▶ Task to complete: Provide a single number: the count of lines containing the string "JSON".

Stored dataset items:
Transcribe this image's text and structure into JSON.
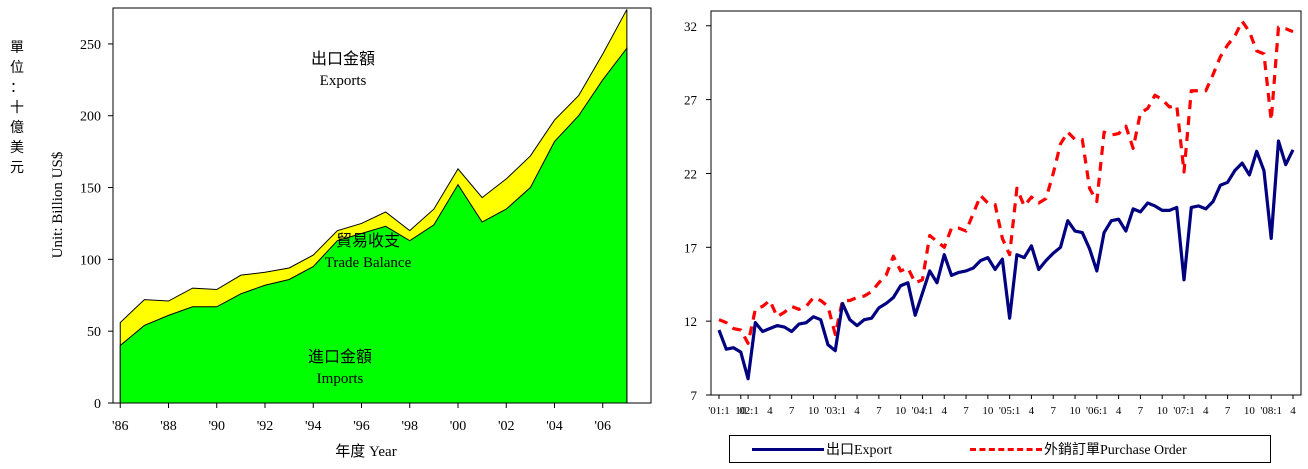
{
  "unit_vertical": [
    "單",
    "位",
    "：",
    "十",
    "億",
    "美",
    "元"
  ],
  "chart_data": [
    {
      "type": "area",
      "ylabel": "Unit: Billion US$",
      "xlabel": "年度 Year",
      "ylim": [
        0,
        275
      ],
      "yticks": [
        0,
        50,
        100,
        150,
        200,
        250
      ],
      "xlim": [
        1985.7,
        2008
      ],
      "x": [
        1986,
        1987,
        1988,
        1989,
        1990,
        1991,
        1992,
        1993,
        1994,
        1995,
        1996,
        1997,
        1998,
        1999,
        2000,
        2001,
        2002,
        2003,
        2004,
        2005,
        2006,
        2007
      ],
      "xticks": [
        1986,
        1988,
        1990,
        1992,
        1994,
        1996,
        1998,
        2000,
        2002,
        2004,
        2006
      ],
      "xtick_labels": [
        "'86",
        "'88",
        "'90",
        "'92",
        "'94",
        "'96",
        "'98",
        "'00",
        "'02",
        "'04",
        "'06"
      ],
      "series": [
        {
          "name": "Exports",
          "color": "#ffff00",
          "values": [
            56,
            72,
            71,
            80,
            79,
            89,
            91,
            94,
            103,
            120,
            125,
            133,
            120,
            135,
            163,
            143,
            156,
            172,
            197,
            214,
            243,
            274
          ]
        },
        {
          "name": "Imports",
          "color": "#00ff00",
          "values": [
            40,
            54,
            61,
            67,
            67,
            76,
            82,
            86,
            95,
            113,
            118,
            123,
            113,
            124,
            152,
            126,
            135,
            150,
            182,
            200,
            225,
            247
          ]
        }
      ],
      "annotations": [
        {
          "line1": "出口金額",
          "line2": "Exports"
        },
        {
          "line1": "貿易收支",
          "line2": "Trade Balance"
        },
        {
          "line1": "進口金額",
          "line2": "Imports"
        }
      ],
      "grid": false
    },
    {
      "type": "line",
      "ylim": [
        7,
        33
      ],
      "yticks": [
        7,
        12,
        17,
        22,
        27,
        32
      ],
      "xtick_labels": [
        {
          "i": 0,
          "label": "'01:1"
        },
        {
          "i": 3,
          "label": "10"
        },
        {
          "i": 4,
          "label": "'02:1"
        },
        {
          "i": 7,
          "label": "4"
        },
        {
          "i": 10,
          "label": "7"
        },
        {
          "i": 13,
          "label": "10"
        },
        {
          "i": 16,
          "label": "'03:1"
        },
        {
          "i": 19,
          "label": "4"
        },
        {
          "i": 22,
          "label": "7"
        },
        {
          "i": 25,
          "label": "10"
        },
        {
          "i": 28,
          "label": "'04:1"
        },
        {
          "i": 31,
          "label": "4"
        },
        {
          "i": 34,
          "label": "7"
        },
        {
          "i": 37,
          "label": "10"
        },
        {
          "i": 40,
          "label": "'05:1"
        },
        {
          "i": 43,
          "label": "4"
        },
        {
          "i": 46,
          "label": "7"
        },
        {
          "i": 49,
          "label": "10"
        },
        {
          "i": 52,
          "label": "'06:1"
        },
        {
          "i": 55,
          "label": "4"
        },
        {
          "i": 58,
          "label": "7"
        },
        {
          "i": 61,
          "label": "10"
        },
        {
          "i": 64,
          "label": "'07:1"
        },
        {
          "i": 67,
          "label": "4"
        },
        {
          "i": 70,
          "label": "7"
        },
        {
          "i": 73,
          "label": "10"
        },
        {
          "i": 76,
          "label": "'08:1"
        },
        {
          "i": 79,
          "label": "4"
        }
      ],
      "series": [
        {
          "name": "出口Export",
          "color": "#000080",
          "style": "solid",
          "values": [
            11.4,
            10.1,
            10.2,
            9.9,
            8.1,
            11.9,
            11.3,
            11.5,
            11.7,
            11.6,
            11.3,
            11.8,
            11.9,
            12.3,
            12.1,
            10.4,
            10.0,
            13.2,
            12.1,
            11.7,
            12.1,
            12.2,
            12.9,
            13.2,
            13.6,
            14.4,
            14.6,
            12.4,
            13.9,
            15.4,
            14.6,
            16.5,
            15.1,
            15.3,
            15.4,
            15.6,
            16.1,
            16.3,
            15.5,
            16.2,
            12.2,
            16.5,
            16.3,
            17.1,
            15.5,
            16.1,
            16.6,
            17.0,
            18.8,
            18.1,
            18.0,
            16.9,
            15.4,
            18.0,
            18.8,
            18.9,
            18.1,
            19.6,
            19.4,
            20.0,
            19.8,
            19.5,
            19.5,
            19.7,
            14.8,
            19.7,
            19.8,
            19.6,
            20.1,
            21.2,
            21.4,
            22.2,
            22.7,
            21.9,
            23.5,
            22.2,
            17.6,
            24.2,
            22.6,
            23.6
          ]
        },
        {
          "name": "外銷訂單Purchase Order",
          "color": "#ff0000",
          "style": "dashed",
          "values": [
            12.1,
            11.9,
            11.5,
            11.4,
            10.5,
            12.8,
            13.0,
            13.4,
            12.3,
            12.6,
            13.0,
            12.8,
            13.0,
            13.6,
            13.4,
            13.0,
            11.1,
            13.4,
            13.4,
            13.6,
            13.7,
            14.0,
            14.6,
            15.1,
            16.4,
            15.4,
            15.6,
            14.6,
            14.8,
            17.8,
            17.4,
            17.0,
            18.3,
            18.3,
            18.1,
            19.3,
            20.5,
            20.0,
            19.9,
            17.6,
            16.5,
            21.0,
            19.8,
            20.4,
            20.0,
            20.3,
            22.0,
            24.0,
            24.8,
            24.3,
            24.3,
            21.0,
            20.1,
            24.8,
            24.6,
            24.7,
            25.2,
            23.7,
            26.1,
            26.4,
            27.3,
            27.0,
            26.5,
            26.6,
            22.1,
            27.6,
            27.6,
            27.6,
            28.7,
            29.9,
            30.7,
            31.3,
            32.3,
            31.6,
            30.3,
            30.1,
            25.6,
            31.9,
            31.8,
            31.6
          ]
        }
      ],
      "legend": "bottom",
      "grid": false
    }
  ]
}
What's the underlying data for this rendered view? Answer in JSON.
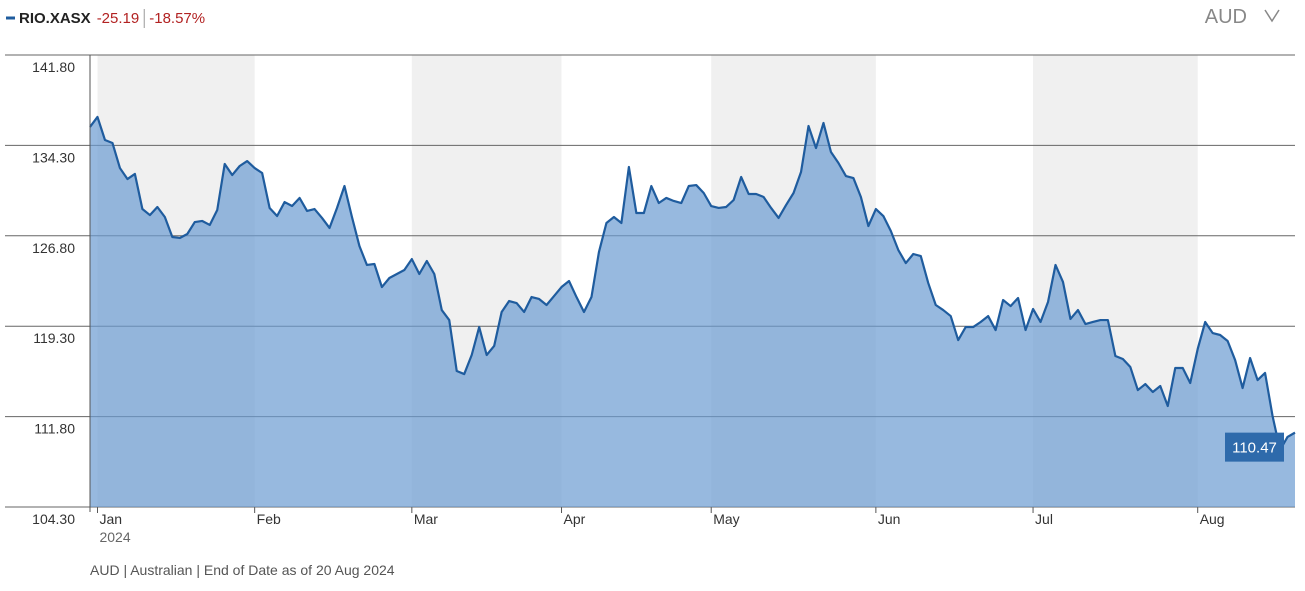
{
  "chart_data": {
    "type": "area",
    "series": [
      {
        "name": "RIO.XASX",
        "color": "#1f5c9e",
        "fill": "#6b9bd1",
        "values": [
          135.83,
          136.66,
          134.75,
          134.5,
          132.42,
          131.51,
          131.93,
          129.02,
          128.52,
          129.19,
          128.36,
          126.7,
          126.62,
          126.95,
          127.94,
          128.03,
          127.7,
          128.94,
          132.76,
          131.84,
          132.59,
          133.0,
          132.42,
          132.01,
          129.11,
          128.44,
          129.6,
          129.27,
          129.94,
          128.86,
          129.02,
          128.28,
          127.45,
          129.11,
          130.93,
          128.36,
          125.95,
          124.38,
          124.46,
          122.55,
          123.3,
          123.63,
          123.96,
          124.87,
          123.63,
          124.71,
          123.63,
          120.64,
          119.81,
          115.58,
          115.33,
          116.91,
          119.23,
          116.91,
          117.66,
          120.48,
          121.39,
          121.22,
          120.48,
          121.72,
          121.56,
          121.06,
          121.8,
          122.55,
          123.05,
          121.72,
          120.48,
          121.72,
          125.45,
          127.86,
          128.36,
          127.86,
          132.51,
          128.69,
          128.69,
          130.93,
          129.52,
          129.94,
          129.69,
          129.52,
          130.93,
          131.01,
          130.35,
          129.27,
          129.11,
          129.19,
          129.77,
          131.68,
          130.27,
          130.27,
          130.02,
          129.11,
          128.28,
          129.35,
          130.35,
          132.09,
          135.91,
          134.08,
          136.16,
          133.75,
          132.84,
          131.76,
          131.59,
          130.02,
          127.61,
          129.02,
          128.44,
          127.2,
          125.62,
          124.54,
          125.29,
          125.12,
          122.88,
          121.06,
          120.64,
          120.14,
          118.15,
          119.23,
          119.23,
          119.65,
          120.14,
          118.98,
          121.47,
          120.97,
          121.64,
          118.98,
          120.73,
          119.65,
          121.31,
          124.38,
          122.97,
          119.9,
          120.64,
          119.48,
          119.65,
          119.81,
          119.81,
          116.83,
          116.58,
          115.91,
          114.0,
          114.5,
          113.84,
          114.34,
          112.68,
          115.83,
          115.83,
          114.59,
          117.41,
          119.65,
          118.73,
          118.57,
          118.07,
          116.49,
          114.17,
          116.66,
          114.83,
          115.42,
          111.85,
          109.03,
          110.11,
          110.47
        ]
      }
    ],
    "categories": [
      null,
      "Jan",
      null,
      null,
      null,
      null,
      null,
      null,
      null,
      null,
      null,
      null,
      null,
      null,
      null,
      null,
      null,
      null,
      null,
      null,
      null,
      null,
      "Feb",
      null,
      null,
      null,
      null,
      null,
      null,
      null,
      null,
      null,
      null,
      null,
      null,
      null,
      null,
      null,
      null,
      null,
      null,
      null,
      null,
      "Mar",
      null,
      null,
      null,
      null,
      null,
      null,
      null,
      null,
      null,
      null,
      null,
      null,
      null,
      null,
      null,
      null,
      null,
      null,
      null,
      "Apr",
      null,
      null,
      null,
      null,
      null,
      null,
      null,
      null,
      null,
      null,
      null,
      null,
      null,
      null,
      null,
      null,
      null,
      null,
      null,
      "May",
      null,
      null,
      null,
      null,
      null,
      null,
      null,
      null,
      null,
      null,
      null,
      null,
      null,
      null,
      null,
      null,
      null,
      null,
      null,
      null,
      null,
      "Jun",
      null,
      null,
      null,
      null,
      null,
      null,
      null,
      null,
      null,
      null,
      null,
      null,
      null,
      null,
      null,
      null,
      null,
      null,
      null,
      null,
      "Jul",
      null,
      null,
      null,
      null,
      null,
      null,
      null,
      null,
      null,
      null,
      null,
      null,
      null,
      null,
      null,
      null,
      null,
      null,
      null,
      null,
      null,
      "Aug",
      null,
      null,
      null,
      null,
      null,
      null,
      null,
      null,
      null,
      null,
      null,
      null,
      null
    ],
    "year_label": "2024",
    "change": "-25.19",
    "change_percent": "-18.57%",
    "change_color": "#b22222",
    "currency": "AUD",
    "annotation": "110.47",
    "footnote": "AUD | Australian | End of Date as of 20 Aug 2024",
    "ylim": [
      104.3,
      141.8
    ],
    "yticks": [
      {
        "value": 104.3,
        "label": "104.30"
      },
      {
        "value": 111.8,
        "label": "111.80"
      },
      {
        "value": 119.3,
        "label": "119.30"
      },
      {
        "value": 126.8,
        "label": "126.80"
      },
      {
        "value": 134.3,
        "label": "134.30"
      },
      {
        "value": 141.8,
        "label": "141.80"
      }
    ],
    "grid": true,
    "band_color": "#f0f0f0"
  }
}
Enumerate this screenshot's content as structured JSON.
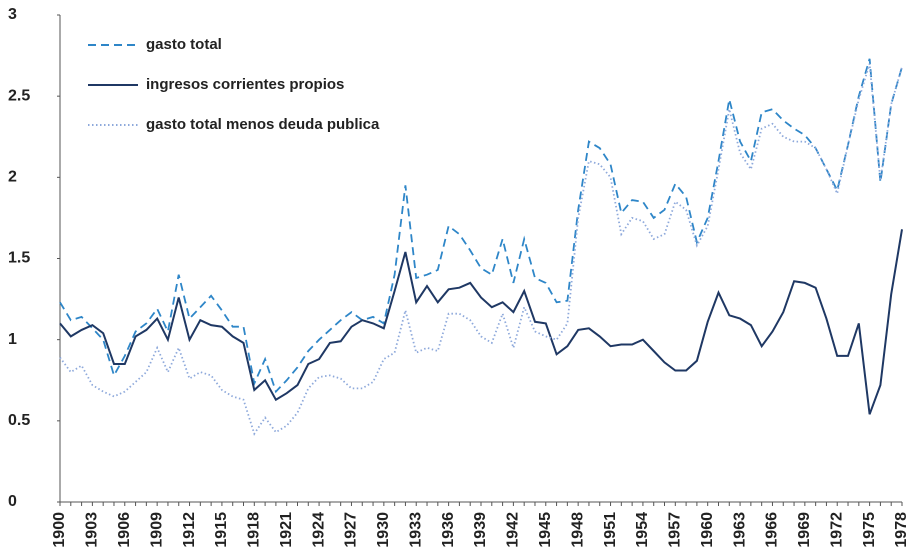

▶ Output for this exercise: 3